— begin Entries —
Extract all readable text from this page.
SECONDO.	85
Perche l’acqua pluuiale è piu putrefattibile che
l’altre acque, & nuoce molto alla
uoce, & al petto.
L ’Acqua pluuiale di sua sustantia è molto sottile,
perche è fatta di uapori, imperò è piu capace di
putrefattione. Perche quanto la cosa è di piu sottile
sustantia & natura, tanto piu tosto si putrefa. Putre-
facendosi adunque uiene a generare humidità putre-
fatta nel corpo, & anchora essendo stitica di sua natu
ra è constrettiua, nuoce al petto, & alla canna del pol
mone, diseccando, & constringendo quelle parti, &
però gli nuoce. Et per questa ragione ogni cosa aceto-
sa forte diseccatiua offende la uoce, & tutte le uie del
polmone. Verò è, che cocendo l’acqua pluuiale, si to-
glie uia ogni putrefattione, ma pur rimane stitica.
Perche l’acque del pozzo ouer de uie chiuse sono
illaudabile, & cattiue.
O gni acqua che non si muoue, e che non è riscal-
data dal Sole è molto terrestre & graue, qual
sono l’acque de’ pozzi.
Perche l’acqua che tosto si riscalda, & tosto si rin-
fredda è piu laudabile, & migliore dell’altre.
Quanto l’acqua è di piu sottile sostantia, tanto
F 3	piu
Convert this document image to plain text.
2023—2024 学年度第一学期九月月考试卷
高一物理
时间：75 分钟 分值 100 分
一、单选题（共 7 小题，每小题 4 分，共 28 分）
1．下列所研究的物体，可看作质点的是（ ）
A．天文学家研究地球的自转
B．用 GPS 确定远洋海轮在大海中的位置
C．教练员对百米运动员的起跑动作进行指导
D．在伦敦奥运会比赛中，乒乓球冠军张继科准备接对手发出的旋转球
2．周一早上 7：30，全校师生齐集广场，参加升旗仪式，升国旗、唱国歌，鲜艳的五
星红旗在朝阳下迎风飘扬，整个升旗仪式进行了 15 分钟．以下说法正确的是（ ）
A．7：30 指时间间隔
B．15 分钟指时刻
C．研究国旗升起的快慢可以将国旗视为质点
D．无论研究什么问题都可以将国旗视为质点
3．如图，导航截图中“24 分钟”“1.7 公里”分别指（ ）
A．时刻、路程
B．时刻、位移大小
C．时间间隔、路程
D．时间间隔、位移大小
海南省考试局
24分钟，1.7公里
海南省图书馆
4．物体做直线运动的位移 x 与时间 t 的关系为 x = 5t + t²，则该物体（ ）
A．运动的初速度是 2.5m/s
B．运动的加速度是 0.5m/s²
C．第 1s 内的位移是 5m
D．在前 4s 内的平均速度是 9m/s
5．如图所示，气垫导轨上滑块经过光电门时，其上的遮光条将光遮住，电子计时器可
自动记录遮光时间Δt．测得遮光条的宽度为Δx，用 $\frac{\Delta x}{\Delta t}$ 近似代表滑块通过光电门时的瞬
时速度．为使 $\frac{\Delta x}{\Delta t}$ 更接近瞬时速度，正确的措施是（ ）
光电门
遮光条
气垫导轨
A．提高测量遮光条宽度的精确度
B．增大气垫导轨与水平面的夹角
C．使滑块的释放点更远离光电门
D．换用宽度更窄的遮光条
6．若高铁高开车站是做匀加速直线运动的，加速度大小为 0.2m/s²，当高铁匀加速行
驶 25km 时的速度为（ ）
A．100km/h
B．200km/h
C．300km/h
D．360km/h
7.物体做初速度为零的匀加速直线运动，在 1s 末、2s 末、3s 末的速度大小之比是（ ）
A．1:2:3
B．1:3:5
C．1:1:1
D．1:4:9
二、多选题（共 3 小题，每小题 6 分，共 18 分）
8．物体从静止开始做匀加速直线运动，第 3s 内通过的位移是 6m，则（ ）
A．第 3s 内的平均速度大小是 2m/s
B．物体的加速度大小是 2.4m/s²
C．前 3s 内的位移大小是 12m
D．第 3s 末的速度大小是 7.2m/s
— end Entries —
- **What the task asks**:
Write out the whole listing again. Match it word for word.

- **Exercise output**:
Extract all readable text from this page.
SECONDO.	85
Perche l’acqua pluuiale è piu putrefattibile che
l’altre acque, & nuoce molto alla
uoce, & al petto.
L ’Acqua pluuiale di sua sustantia è molto sottile,
perche è fatta di uapori, imperò è piu capace di
putrefattione. Perche quanto la cosa è di piu sottile
sustantia & natura, tanto piu tosto si putrefa. Putre-
facendosi adunque uiene a generare humidità putre-
fatta nel corpo, & anchora essendo stitica di sua natu
ra è constrettiua, nuoce al petto, & alla canna del pol
mone, diseccando, & constringendo quelle parti, &
però gli nuoce. Et per questa ragione ogni cosa aceto-
sa forte diseccatiua offende la uoce, & tutte le uie del
polmone. Verò è, che cocendo l’acqua pluuiale, si to-
glie uia ogni putrefattione, ma pur rimane stitica.
Perche l’acque del pozzo ouer de uie chiuse sono
illaudabile, & cattiue.
O gni acqua che non si muoue, e che non è riscal-
data dal Sole è molto terrestre & graue, qual
sono l’acque de’ pozzi.
Perche l’acqua che tosto si riscalda, & tosto si rin-
fredda è piu laudabile, & migliore dell’altre.
Quanto l’acqua è di piu sottile sostantia, tanto
F 3	piu
Convert this document image to plain text.
2023—2024 学年度第一学期九月月考试卷
高一物理
时间：75 分钟 分值 100 分
一、单选题（共 7 小题，每小题 4 分，共 28 分）
1．下列所研究的物体，可看作质点的是（ ）
A．天文学家研究地球的自转
B．用 GPS 确定远洋海轮在大海中的位置
C．教练员对百米运动员的起跑动作进行指导
D．在伦敦奥运会比赛中，乒乓球冠军张继科准备接对手发出的旋转球
2．周一早上 7：30，全校师生齐集广场，参加升旗仪式，升国旗、唱国歌，鲜艳的五
星红旗在朝阳下迎风飘扬，整个升旗仪式进行了 15 分钟．以下说法正确的是（ ）
A．7：30 指时间间隔
B．15 分钟指时刻
C．研究国旗升起的快慢可以将国旗视为质点
D．无论研究什么问题都可以将国旗视为质点
3．如图，导航截图中“24 分钟”“1.7 公里”分别指（ ）
A．时刻、路程
B．时刻、位移大小
C．时间间隔、路程
D．时间间隔、位移大小
海南省考试局
24分钟，1.7公里
海南省图书馆
4．物体做直线运动的位移 x 与时间 t 的关系为 x = 5t + t²，则该物体（ ）
A．运动的初速度是 2.5m/s
B．运动的加速度是 0.5m/s²
C．第 1s 内的位移是 5m
D．在前 4s 内的平均速度是 9m/s
5．如图所示，气垫导轨上滑块经过光电门时，其上的遮光条将光遮住，电子计时器可
自动记录遮光时间Δt．测得遮光条的宽度为Δx，用 $\frac{\Delta x}{\Delta t}$ 近似代表滑块通过光电门时的瞬
时速度．为使 $\frac{\Delta x}{\Delta t}$ 更接近瞬时速度，正确的措施是（ ）
光电门
遮光条
气垫导轨
A．提高测量遮光条宽度的精确度
B．增大气垫导轨与水平面的夹角
C．使滑块的释放点更远离光电门
D．换用宽度更窄的遮光条
6．若高铁高开车站是做匀加速直线运动的，加速度大小为 0.2m/s²，当高铁匀加速行
驶 25km 时的速度为（ ）
A．100km/h
B．200km/h
C．300km/h
D．360km/h
7.物体做初速度为零的匀加速直线运动，在 1s 末、2s 末、3s 末的速度大小之比是（ ）
A．1:2:3
B．1:3:5
C．1:1:1
D．1:4:9
二、多选题（共 3 小题，每小题 6 分，共 18 分）
8．物体从静止开始做匀加速直线运动，第 3s 内通过的位移是 6m，则（ ）
A．第 3s 内的平均速度大小是 2m/s
B．物体的加速度大小是 2.4m/s²
C．前 3s 内的位移大小是 12m
D．第 3s 末的速度大小是 7.2m/s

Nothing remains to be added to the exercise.